_The exercise:_ Word for word, print each line of the listing below; pictures stay out.

_Data listing:_

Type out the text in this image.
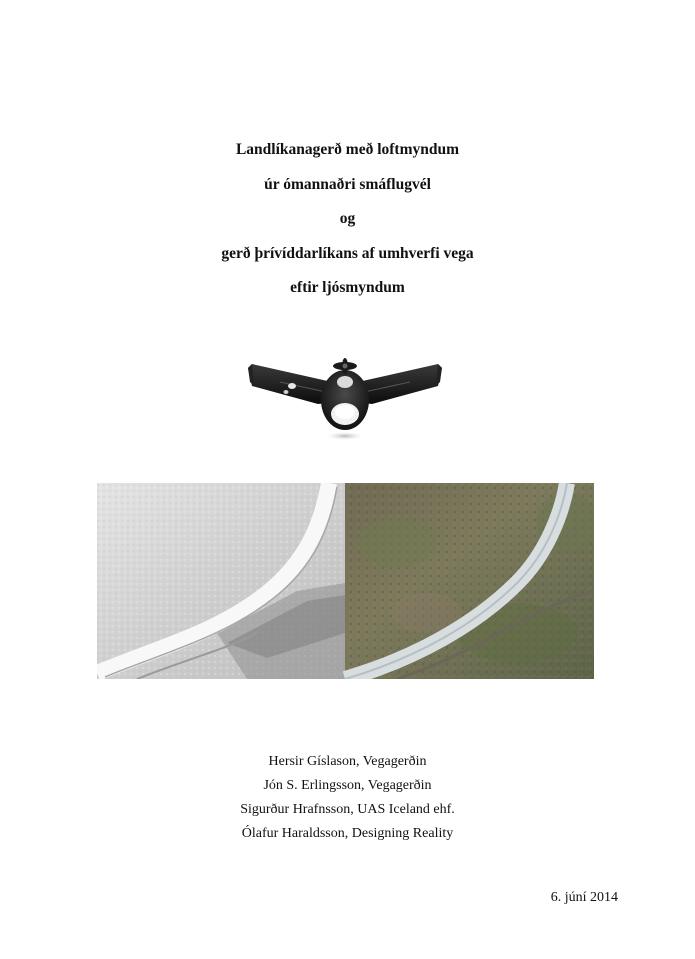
Landlíkanagerð með loftmyndum
úr ómannaðri smáflugvél
og
gerð þrívíddarlíkans af umhverfi vega
eftir ljósmyndum
Hersir Gíslason, Vegagerðin
Jón S. Erlingsson, Vegagerðin
Sigurður Hrafnsson, UAS Iceland ehf.
Ólafur Haraldsson, Designing Reality
6. júní 2014
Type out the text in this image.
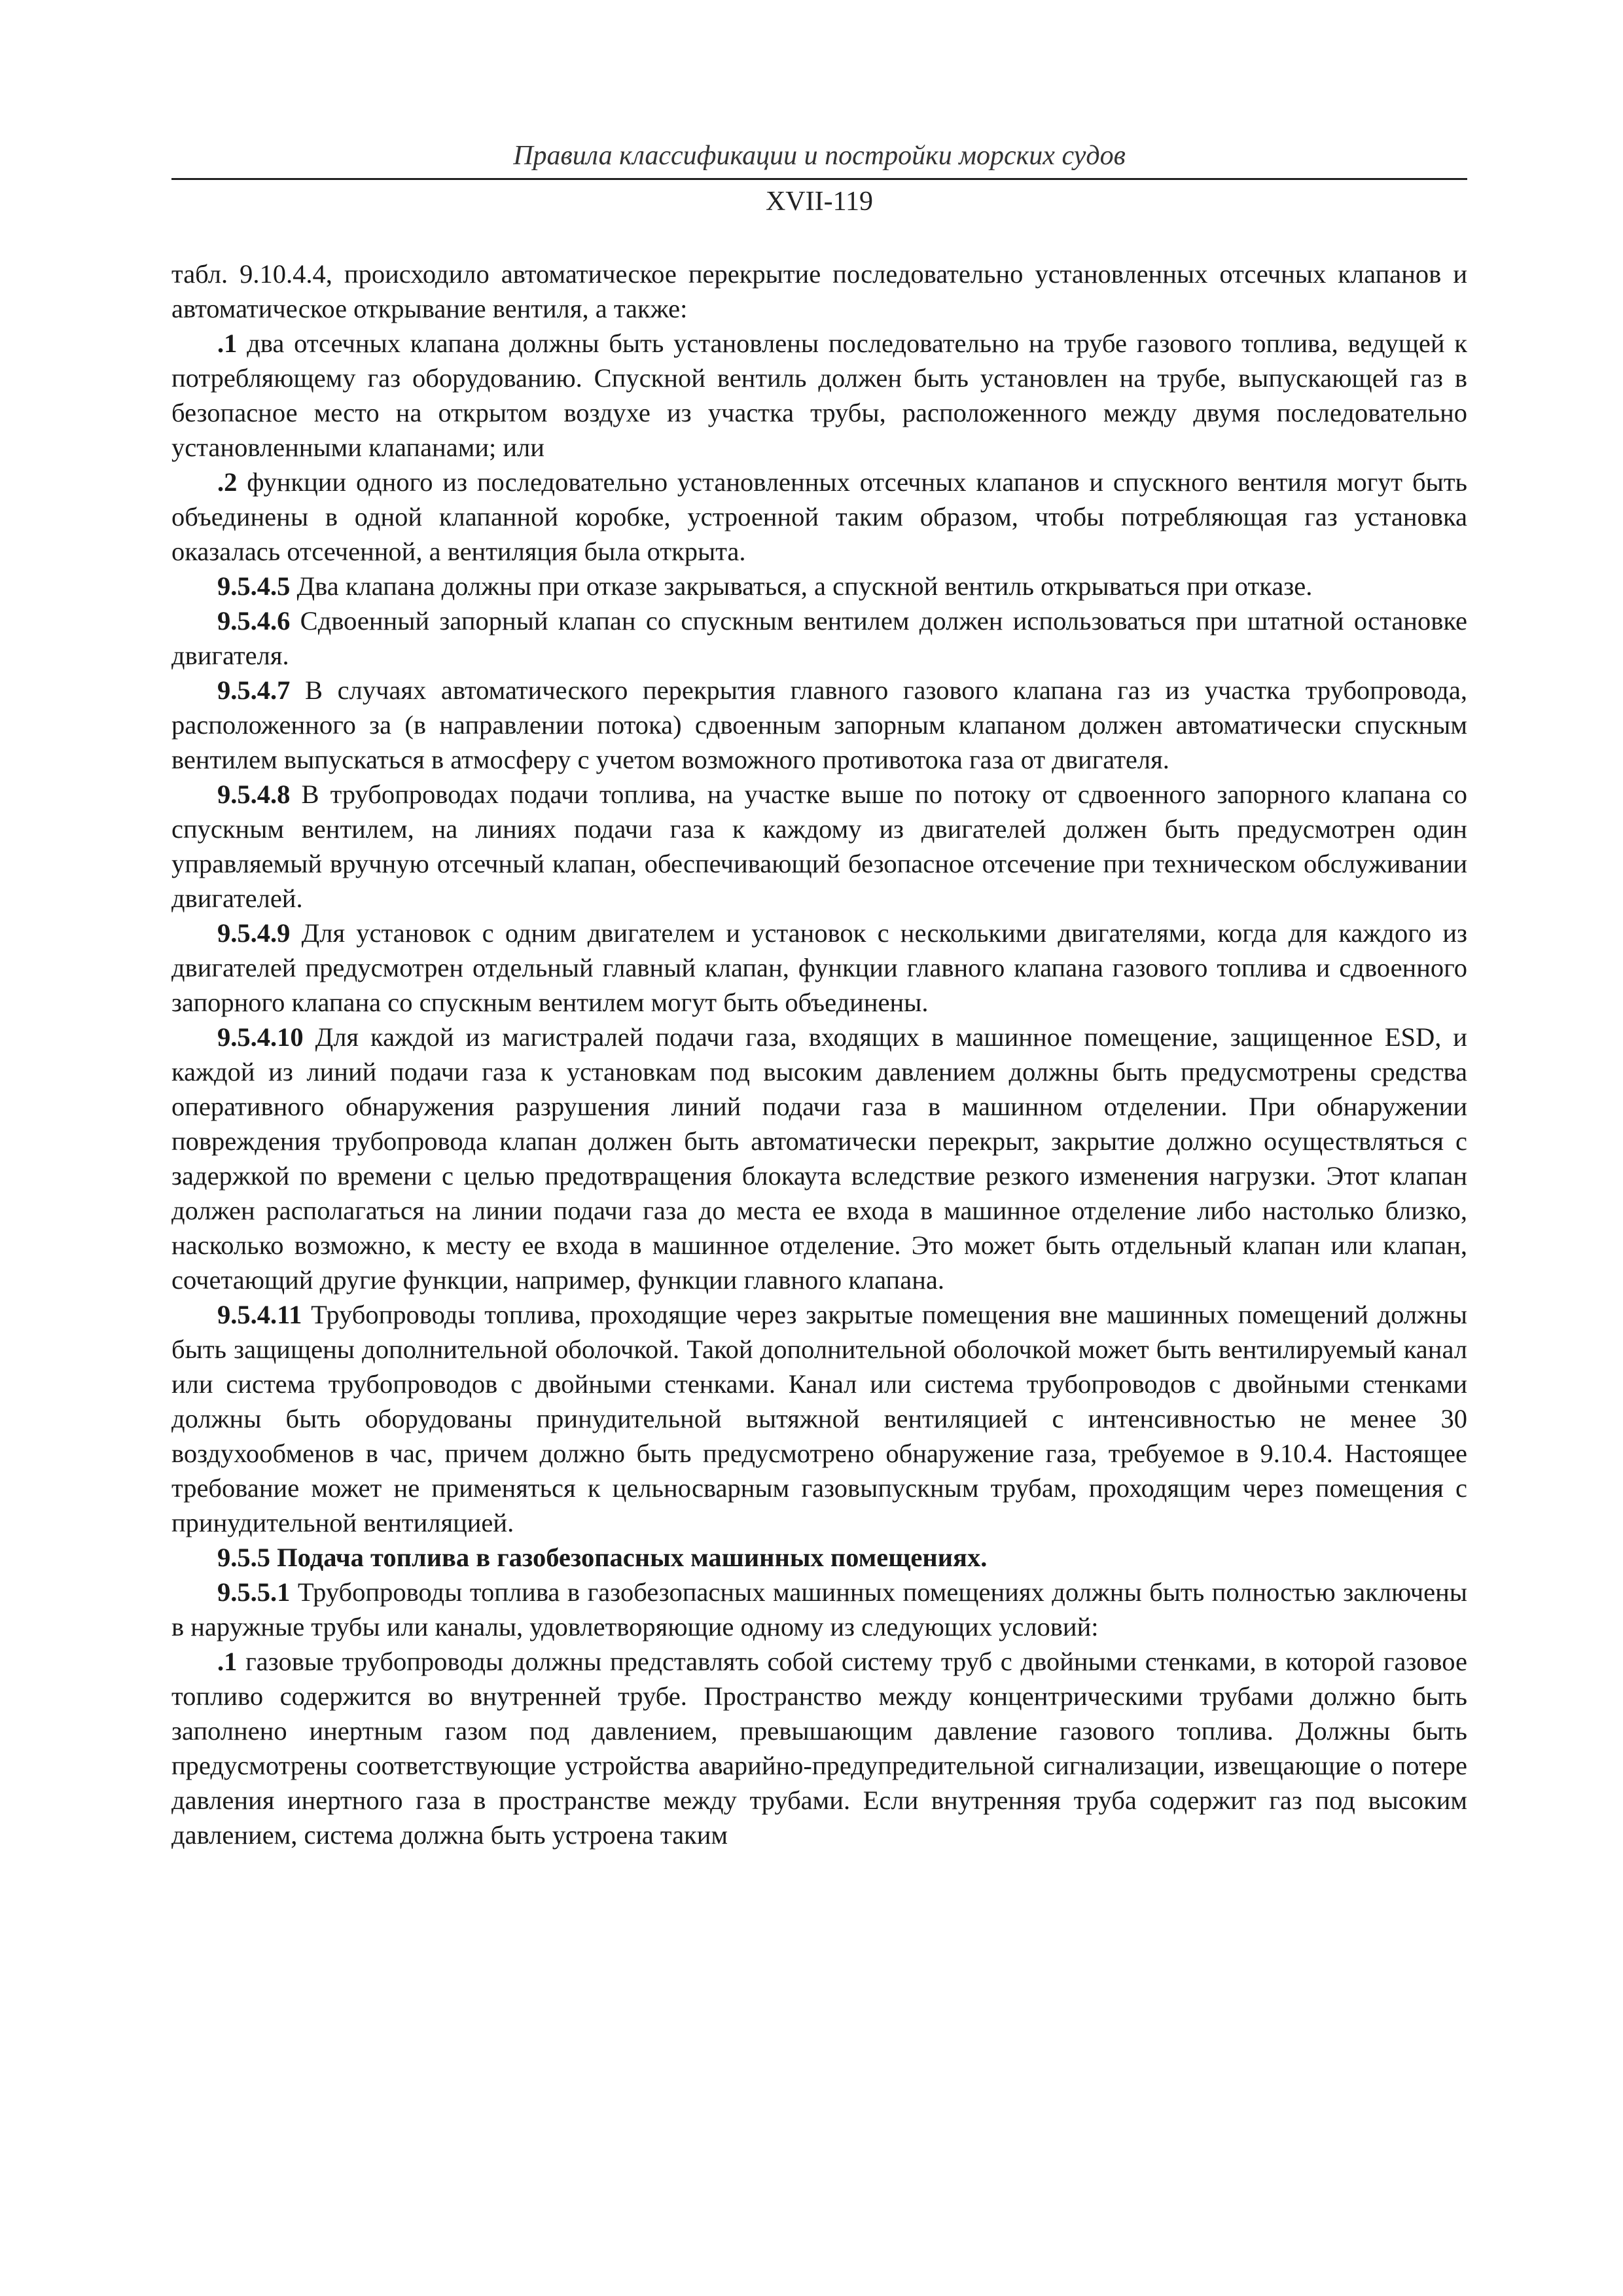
Правила классификации и постройки морских судов
XVII-119

табл. 9.10.4.4, происходило автоматическое перекрытие последовательно установленных отсечных клапанов и автоматическое открывание вентиля, а также:

.1 два отсечных клапана должны быть установлены последовательно на трубе газового топлива, ведущей к потребляющему газ оборудованию. Спускной вентиль должен быть установлен на трубе, выпускающей газ в безопасное место на открытом воздухе из участка трубы, расположенного между двумя последовательно установленными клапанами; или

.2 функции одного из последовательно установленных отсечных клапанов и спускного вентиля могут быть объединены в одной клапанной коробке, устроенной таким образом, чтобы потребляющая газ установка оказалась отсеченной, а вентиляция была открыта.

9.5.4.5 Два клапана должны при отказе закрываться, а спускной вентиль открываться при отказе.

9.5.4.6 Сдвоенный запорный клапан со спускным вентилем должен использоваться при штатной остановке двигателя.

9.5.4.7 В случаях автоматического перекрытия главного газового клапана газ из участка трубопровода, расположенного за (в направлении потока) сдвоенным запорным клапаном должен автоматически спускным вентилем выпускаться в атмосферу с учетом возможного противотока газа от двигателя.

9.5.4.8 В трубопроводах подачи топлива, на участке выше по потоку от сдвоенного запорного клапана со спускным вентилем, на линиях подачи газа к каждому из двигателей должен быть предусмотрен один управляемый вручную отсечный клапан, обеспечивающий безопасное отсечение при техническом обслуживании двигателей.

9.5.4.9 Для установок с одним двигателем и установок с несколькими двигателями, когда для каждого из двигателей предусмотрен отдельный главный клапан, функции главного клапана газового топлива и сдвоенного запорного клапана со спускным вентилем могут быть объединены.

9.5.4.10 Для каждой из магистралей подачи газа, входящих в машинное помещение, защищенное ESD, и каждой из линий подачи газа к установкам под высоким давлением должны быть предусмотрены средства оперативного обнаружения разрушения линий подачи газа в машинном отделении. При обнаружении повреждения трубопровода клапан должен быть автоматически перекрыт, закрытие должно осуществляться с задержкой по времени с целью предотвращения блокаута вследствие резкого изменения нагрузки. Этот клапан должен располагаться на линии подачи газа до места ее входа в машинное отделение либо настолько близко, насколько возможно, к месту ее входа в машинное отделение. Это может быть отдельный клапан или клапан, сочетающий другие функции, например, функции главного клапана.

9.5.4.11 Трубопроводы топлива, проходящие через закрытые помещения вне машинных помещений должны быть защищены дополнительной оболочкой. Такой дополнительной оболочкой может быть вентилируемый канал или система трубопроводов с двойными стенками. Канал или система трубопроводов с двойными стенками должны быть оборудованы принудительной вытяжной вентиляцией с интенсивностью не менее 30 воздухообменов в час, причем должно быть предусмотрено обнаружение газа, требуемое в 9.10.4. Настоящее требование может не применяться к цельносварным газовыпускным трубам, проходящим через помещения с принудительной вентиляцией.

9.5.5 Подача топлива в газобезопасных машинных помещениях.

9.5.5.1 Трубопроводы топлива в газобезопасных машинных помещениях должны быть полностью заключены в наружные трубы или каналы, удовлетворяющие одному из следующих условий:

.1 газовые трубопроводы должны представлять собой систему труб с двойными стенками, в которой газовое топливо содержится во внутренней трубе. Пространство между концентрическими трубами должно быть заполнено инертным газом под давлением, превышающим давление газового топлива. Должны быть предусмотрены соответствующие устройства аварийно-предупредительной сигнализации, извещающие о потере давления инертного газа в пространстве между трубами. Если внутренняя труба содержит газ под высоким давлением, система должна быть устроена таким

_Task result:_
Type out the text in this image.
Landlíkanagerð með loftmyndum
úr ómannaðri smáflugvél
og
gerð þrívíddarlíkans af umhverfi vega
eftir ljósmyndum
Hersir Gíslason, Vegagerðin
Jón S. Erlingsson, Vegagerðin
Sigurður Hrafnsson, UAS Iceland ehf.
Ólafur Haraldsson, Designing Reality
6. júní 2014
Type out the text in this image.
Правила классификации и постройки морских судов
XVII-119

табл. 9.10.4.4, происходило автоматическое перекрытие последовательно установленных отсечных клапанов и автоматическое открывание вентиля, а также:

.1 два отсечных клапана должны быть установлены последовательно на трубе газового топлива, ведущей к потребляющему газ оборудованию. Спускной вентиль должен быть установлен на трубе, выпускающей газ в безопасное место на открытом воздухе из участка трубы, расположенного между двумя последовательно установленными клапанами; или

.2 функции одного из последовательно установленных отсечных клапанов и спускного вентиля могут быть объединены в одной клапанной коробке, устроенной таким образом, чтобы потребляющая газ установка оказалась отсеченной, а вентиляция была открыта.

9.5.4.5 Два клапана должны при отказе закрываться, а спускной вентиль открываться при отказе.

9.5.4.6 Сдвоенный запорный клапан со спускным вентилем должен использоваться при штатной остановке двигателя.

9.5.4.7 В случаях автоматического перекрытия главного газового клапана газ из участка трубопровода, расположенного за (в направлении потока) сдвоенным запорным клапаном должен автоматически спускным вентилем выпускаться в атмосферу с учетом возможного противотока газа от двигателя.

9.5.4.8 В трубопроводах подачи топлива, на участке выше по потоку от сдвоенного запорного клапана со спускным вентилем, на линиях подачи газа к каждому из двигателей должен быть предусмотрен один управляемый вручную отсечный клапан, обеспечивающий безопасное отсечение при техническом обслуживании двигателей.

9.5.4.9 Для установок с одним двигателем и установок с несколькими двигателями, когда для каждого из двигателей предусмотрен отдельный главный клапан, функции главного клапана газового топлива и сдвоенного запорного клапана со спускным вентилем могут быть объединены.

9.5.4.10 Для каждой из магистралей подачи газа, входящих в машинное помещение, защищенное ESD, и каждой из линий подачи газа к установкам под высоким давлением должны быть предусмотрены средства оперативного обнаружения разрушения линий подачи газа в машинном отделении. При обнаружении повреждения трубопровода клапан должен быть автоматически перекрыт, закрытие должно осуществляться с задержкой по времени с целью предотвращения блокаута вследствие резкого изменения нагрузки. Этот клапан должен располагаться на линии подачи газа до места ее входа в машинное отделение либо настолько близко, насколько возможно, к месту ее входа в машинное отделение. Это может быть отдельный клапан или клапан, сочетающий другие функции, например, функции главного клапана.

9.5.4.11 Трубопроводы топлива, проходящие через закрытые помещения вне машинных помещений должны быть защищены дополнительной оболочкой. Такой дополнительной оболочкой может быть вентилируемый канал или система трубопроводов с двойными стенками. Канал или система трубопроводов с двойными стенками должны быть оборудованы принудительной вытяжной вентиляцией с интенсивностью не менее 30 воздухообменов в час, причем должно быть предусмотрено обнаружение газа, требуемое в 9.10.4. Настоящее требование может не применяться к цельносварным газовыпускным трубам, проходящим через помещения с принудительной вентиляцией.

9.5.5 Подача топлива в газобезопасных машинных помещениях.

9.5.5.1 Трубопроводы топлива в газобезопасных машинных помещениях должны быть полностью заключены в наружные трубы или каналы, удовлетворяющие одному из следующих условий:

.1 газовые трубопроводы должны представлять собой систему труб с двойными стенками, в которой газовое топливо содержится во внутренней трубе. Пространство между концентрическими трубами должно быть заполнено инертным газом под давлением, превышающим давление газового топлива. Должны быть предусмотрены соответствующие устройства аварийно-предупредительной сигнализации, извещающие о потере давления инертного газа в пространстве между трубами. Если внутренняя труба содержит газ под высоким давлением, система должна быть устроена таким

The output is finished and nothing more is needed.